To do: Pick out the lines below that include the string "Antigen".

Data under study:
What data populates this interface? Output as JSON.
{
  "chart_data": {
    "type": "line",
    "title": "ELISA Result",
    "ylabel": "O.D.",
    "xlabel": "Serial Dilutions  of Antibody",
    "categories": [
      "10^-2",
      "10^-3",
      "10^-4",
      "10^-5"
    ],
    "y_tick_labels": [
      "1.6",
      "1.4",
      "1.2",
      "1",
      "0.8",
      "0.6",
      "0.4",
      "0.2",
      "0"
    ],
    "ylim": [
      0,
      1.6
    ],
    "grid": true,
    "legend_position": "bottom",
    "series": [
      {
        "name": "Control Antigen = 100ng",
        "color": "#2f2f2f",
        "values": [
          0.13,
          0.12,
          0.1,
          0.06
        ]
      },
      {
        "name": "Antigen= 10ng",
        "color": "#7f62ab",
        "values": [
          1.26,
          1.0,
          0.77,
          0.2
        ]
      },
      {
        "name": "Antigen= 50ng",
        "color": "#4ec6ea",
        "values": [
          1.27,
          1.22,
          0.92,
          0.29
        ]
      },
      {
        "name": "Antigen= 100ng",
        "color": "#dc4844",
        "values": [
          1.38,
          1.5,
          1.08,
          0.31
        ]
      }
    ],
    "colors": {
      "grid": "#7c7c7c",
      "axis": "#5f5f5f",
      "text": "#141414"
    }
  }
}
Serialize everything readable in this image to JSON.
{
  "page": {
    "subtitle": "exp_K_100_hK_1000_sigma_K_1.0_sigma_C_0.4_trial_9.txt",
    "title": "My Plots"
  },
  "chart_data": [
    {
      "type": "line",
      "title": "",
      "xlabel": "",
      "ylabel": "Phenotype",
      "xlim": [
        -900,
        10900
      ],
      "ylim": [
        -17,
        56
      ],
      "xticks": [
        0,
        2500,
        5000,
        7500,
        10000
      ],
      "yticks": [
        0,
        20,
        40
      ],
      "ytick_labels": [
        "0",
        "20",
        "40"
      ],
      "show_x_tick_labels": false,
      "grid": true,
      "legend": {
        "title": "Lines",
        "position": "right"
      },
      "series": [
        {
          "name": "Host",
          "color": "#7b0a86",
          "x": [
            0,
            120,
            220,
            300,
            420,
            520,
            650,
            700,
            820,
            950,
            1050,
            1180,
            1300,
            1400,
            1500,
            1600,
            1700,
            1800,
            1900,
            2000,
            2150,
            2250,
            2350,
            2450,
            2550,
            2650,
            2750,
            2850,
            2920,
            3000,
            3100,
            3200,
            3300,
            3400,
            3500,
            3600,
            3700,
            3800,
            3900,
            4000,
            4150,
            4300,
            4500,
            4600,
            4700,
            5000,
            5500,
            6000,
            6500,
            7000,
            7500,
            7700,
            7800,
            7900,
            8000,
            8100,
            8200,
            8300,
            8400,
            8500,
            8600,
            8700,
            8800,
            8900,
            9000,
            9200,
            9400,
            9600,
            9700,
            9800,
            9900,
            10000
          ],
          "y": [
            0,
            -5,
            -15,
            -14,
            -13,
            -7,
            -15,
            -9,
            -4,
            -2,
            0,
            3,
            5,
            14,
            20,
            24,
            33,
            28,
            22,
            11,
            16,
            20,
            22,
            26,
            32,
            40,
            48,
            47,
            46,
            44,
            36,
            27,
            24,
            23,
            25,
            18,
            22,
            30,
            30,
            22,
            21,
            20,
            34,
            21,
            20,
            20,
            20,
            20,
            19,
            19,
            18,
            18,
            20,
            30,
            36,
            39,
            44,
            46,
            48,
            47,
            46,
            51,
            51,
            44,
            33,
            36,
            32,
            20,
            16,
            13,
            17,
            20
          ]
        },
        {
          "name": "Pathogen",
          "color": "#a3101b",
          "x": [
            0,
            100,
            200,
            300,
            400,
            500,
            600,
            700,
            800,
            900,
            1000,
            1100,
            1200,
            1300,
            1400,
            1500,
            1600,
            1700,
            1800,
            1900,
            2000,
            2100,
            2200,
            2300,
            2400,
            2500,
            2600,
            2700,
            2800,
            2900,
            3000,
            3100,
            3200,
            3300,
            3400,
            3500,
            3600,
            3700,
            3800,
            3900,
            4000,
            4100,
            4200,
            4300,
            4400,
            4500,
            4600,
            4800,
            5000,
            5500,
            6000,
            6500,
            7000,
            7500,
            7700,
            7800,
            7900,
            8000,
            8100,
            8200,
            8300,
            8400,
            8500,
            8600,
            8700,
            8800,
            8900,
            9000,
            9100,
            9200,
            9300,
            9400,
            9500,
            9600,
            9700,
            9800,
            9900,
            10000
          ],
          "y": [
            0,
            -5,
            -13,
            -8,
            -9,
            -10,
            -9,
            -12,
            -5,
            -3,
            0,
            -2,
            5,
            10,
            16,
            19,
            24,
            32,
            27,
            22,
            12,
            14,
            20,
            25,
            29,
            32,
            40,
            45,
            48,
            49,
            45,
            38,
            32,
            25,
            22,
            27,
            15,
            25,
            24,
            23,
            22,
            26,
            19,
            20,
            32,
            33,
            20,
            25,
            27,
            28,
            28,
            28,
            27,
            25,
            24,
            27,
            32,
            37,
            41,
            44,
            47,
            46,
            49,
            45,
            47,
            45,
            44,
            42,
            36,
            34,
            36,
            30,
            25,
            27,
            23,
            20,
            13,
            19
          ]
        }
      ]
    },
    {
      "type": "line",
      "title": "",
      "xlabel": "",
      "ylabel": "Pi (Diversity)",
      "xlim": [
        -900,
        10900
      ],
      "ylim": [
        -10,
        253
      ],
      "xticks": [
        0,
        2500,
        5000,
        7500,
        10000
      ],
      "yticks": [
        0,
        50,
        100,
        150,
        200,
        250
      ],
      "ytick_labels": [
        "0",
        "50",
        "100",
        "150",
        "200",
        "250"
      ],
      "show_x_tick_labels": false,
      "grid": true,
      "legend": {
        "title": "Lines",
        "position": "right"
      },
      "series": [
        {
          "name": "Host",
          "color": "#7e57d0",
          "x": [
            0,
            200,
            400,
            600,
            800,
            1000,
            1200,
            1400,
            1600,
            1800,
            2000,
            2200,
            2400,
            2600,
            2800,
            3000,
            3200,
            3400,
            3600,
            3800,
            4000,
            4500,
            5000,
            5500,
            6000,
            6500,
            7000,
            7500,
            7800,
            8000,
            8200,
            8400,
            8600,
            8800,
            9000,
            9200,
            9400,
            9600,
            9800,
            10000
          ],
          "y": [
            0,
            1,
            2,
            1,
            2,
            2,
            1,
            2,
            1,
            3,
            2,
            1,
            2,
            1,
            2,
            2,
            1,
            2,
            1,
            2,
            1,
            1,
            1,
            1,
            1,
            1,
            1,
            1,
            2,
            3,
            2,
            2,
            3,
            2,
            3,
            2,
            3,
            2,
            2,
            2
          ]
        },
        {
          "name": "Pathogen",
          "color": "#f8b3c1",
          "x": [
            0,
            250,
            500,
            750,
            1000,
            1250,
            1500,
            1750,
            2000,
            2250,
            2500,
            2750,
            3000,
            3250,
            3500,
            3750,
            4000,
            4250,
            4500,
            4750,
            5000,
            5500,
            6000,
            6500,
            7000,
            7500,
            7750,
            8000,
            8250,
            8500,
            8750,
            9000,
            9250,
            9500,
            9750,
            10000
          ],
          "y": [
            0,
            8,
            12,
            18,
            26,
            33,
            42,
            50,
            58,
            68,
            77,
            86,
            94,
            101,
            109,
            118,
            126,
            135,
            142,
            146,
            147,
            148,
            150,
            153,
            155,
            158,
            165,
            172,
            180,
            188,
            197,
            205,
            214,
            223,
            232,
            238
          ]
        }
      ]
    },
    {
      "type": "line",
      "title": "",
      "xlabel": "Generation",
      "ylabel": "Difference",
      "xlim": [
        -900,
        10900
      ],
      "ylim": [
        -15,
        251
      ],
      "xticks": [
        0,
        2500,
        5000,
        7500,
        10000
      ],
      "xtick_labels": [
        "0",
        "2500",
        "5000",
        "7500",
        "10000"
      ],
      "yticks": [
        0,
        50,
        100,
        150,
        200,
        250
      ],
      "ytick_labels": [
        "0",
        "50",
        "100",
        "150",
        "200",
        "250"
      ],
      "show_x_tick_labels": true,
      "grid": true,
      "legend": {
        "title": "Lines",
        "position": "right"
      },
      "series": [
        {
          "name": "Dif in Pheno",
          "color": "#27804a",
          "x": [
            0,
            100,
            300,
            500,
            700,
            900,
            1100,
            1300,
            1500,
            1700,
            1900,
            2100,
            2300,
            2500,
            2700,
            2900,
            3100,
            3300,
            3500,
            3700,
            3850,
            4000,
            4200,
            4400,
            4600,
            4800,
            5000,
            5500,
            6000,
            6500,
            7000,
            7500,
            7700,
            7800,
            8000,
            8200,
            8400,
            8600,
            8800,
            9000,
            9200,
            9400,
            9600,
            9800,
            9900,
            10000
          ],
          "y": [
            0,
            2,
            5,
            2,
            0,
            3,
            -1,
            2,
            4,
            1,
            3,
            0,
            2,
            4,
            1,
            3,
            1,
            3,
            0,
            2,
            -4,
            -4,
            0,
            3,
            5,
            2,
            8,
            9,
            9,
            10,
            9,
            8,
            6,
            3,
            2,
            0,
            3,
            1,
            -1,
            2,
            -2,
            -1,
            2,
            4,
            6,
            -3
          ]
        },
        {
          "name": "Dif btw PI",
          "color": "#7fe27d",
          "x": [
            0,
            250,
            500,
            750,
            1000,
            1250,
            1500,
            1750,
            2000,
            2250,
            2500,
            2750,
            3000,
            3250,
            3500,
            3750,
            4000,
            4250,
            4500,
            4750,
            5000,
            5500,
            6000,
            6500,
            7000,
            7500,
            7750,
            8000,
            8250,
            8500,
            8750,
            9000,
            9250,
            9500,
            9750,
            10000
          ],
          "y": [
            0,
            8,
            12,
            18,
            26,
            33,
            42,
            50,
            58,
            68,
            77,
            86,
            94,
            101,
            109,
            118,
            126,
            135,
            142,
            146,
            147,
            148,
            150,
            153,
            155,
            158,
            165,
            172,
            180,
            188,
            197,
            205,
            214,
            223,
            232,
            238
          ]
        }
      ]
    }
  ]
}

Solution to this problem:
        "name": "Control Antigen = 100ng",
        "name": "Antigen= 10ng",
        "name": "Antigen= 50ng",
        "name": "Antigen= 100ng",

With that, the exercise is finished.